I gave an oral exam in my graduate theory seminar yesterday, which included a very simple question (that most of the class, shockingly, got wrong) asking students to figure out how many bits were required to represent a particular piece of information. At lunch today, I asked my wife (the law student) what the answer was, and she got it immediately, which got us talking about encoding information.
How is it that when you “zip” a file, it gets smaller? Assuming that you are smooshing something in such a way that you get back the exact original (lossless compression), you look for regularities, and represent them in some way that eats up less space. If, for example, I have ten spaces in a row, it takes up less room if I store “ten spaces” than if I try to store “space space space space space space space space space space.” In other words, although there may be an absolute minimum needed to transmit a certain amount of information, there are ways to compress regularities.
Those regularities may be inherent to the content of the message being sent. The “space” example is a good one. Spaces are encoded as a particular binary pattern, and if this pattern repeats ten times in a row, there is a way to represent this. The same can be said of blocks of color in an image, for example. Or, if you notice that the word “the” shows up a lot in English text — even if you have no idea of what “the” means — you might choose to give it its own code. This can be worked up to several levels.

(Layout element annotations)
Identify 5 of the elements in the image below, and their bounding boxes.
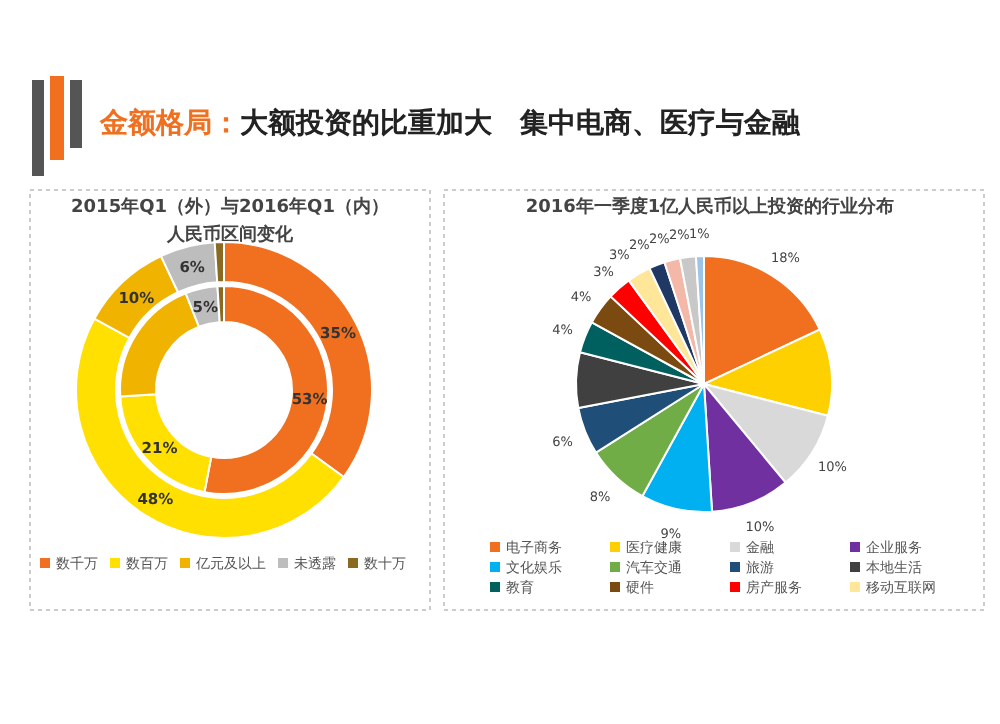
chart-subtitle: 人民币区间变化 [165,224,295,246]
chart-title: 2016年一季度1亿人民币以上投资的行业分布 [525,196,895,218]
text: 金额格局： [98,106,240,140]
text: 大额投资的比重加大 集中电商、医疗与金融 [240,106,802,140]
chart-title: 2015年Q1（外）与2016年Q1（内） [71,196,389,218]
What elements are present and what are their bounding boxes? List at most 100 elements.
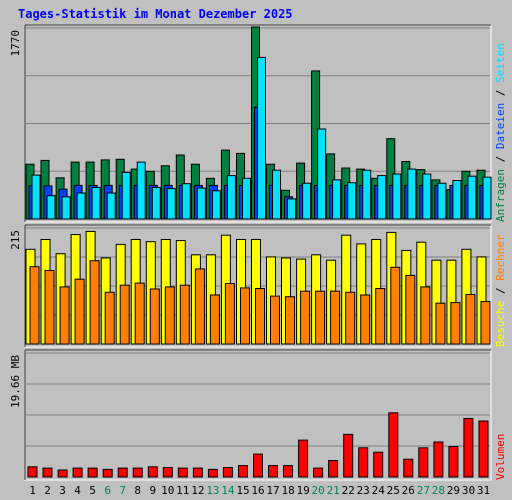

> Objectives:
1. According to the passage on file compression, why might you give the word "the" its own code?
2. Carry on the passage about compressing information, starting after its final sentence.

> Results for the exercise:
1. You might give "the" its own code because it shows up a lot in English text. That frequent repetition is a regularity in the content, and you can compress it even with no idea of what "the" means.

2.
But this hints at the second type of compression: compression that relies upon a history of communication. Rather than repeating everything you need to know, I can rely upon earlier information sharing, and say “what I said last week” or “let’s go to plan B.” Or, famously, I can just decide to hang up a single lantern or two, to show whether an attack is by land or sea. In this case, the world of possible messages is pretty much contained (no chance of an air attack), and so there really is just 1 bit of information (or, arguably, 1.58 bits) needed to transmit the message. One could imagine that after numbering all of the words in English, as well as some short phrases, it would be possible to compress English even further, due to redundancies and pattern regularities. On the assumption that we rarely say much that is new, we could even do word pairs or word triples, encoded by their probability of occurring, and easily store these on our large hard drives to reduce the size of communicated texts. This might begin to make sense if you are talking about storing, for example, the Library of Congress. Citation of earlier work is, in some strange sense, compression. So is a hyperlink. So are words.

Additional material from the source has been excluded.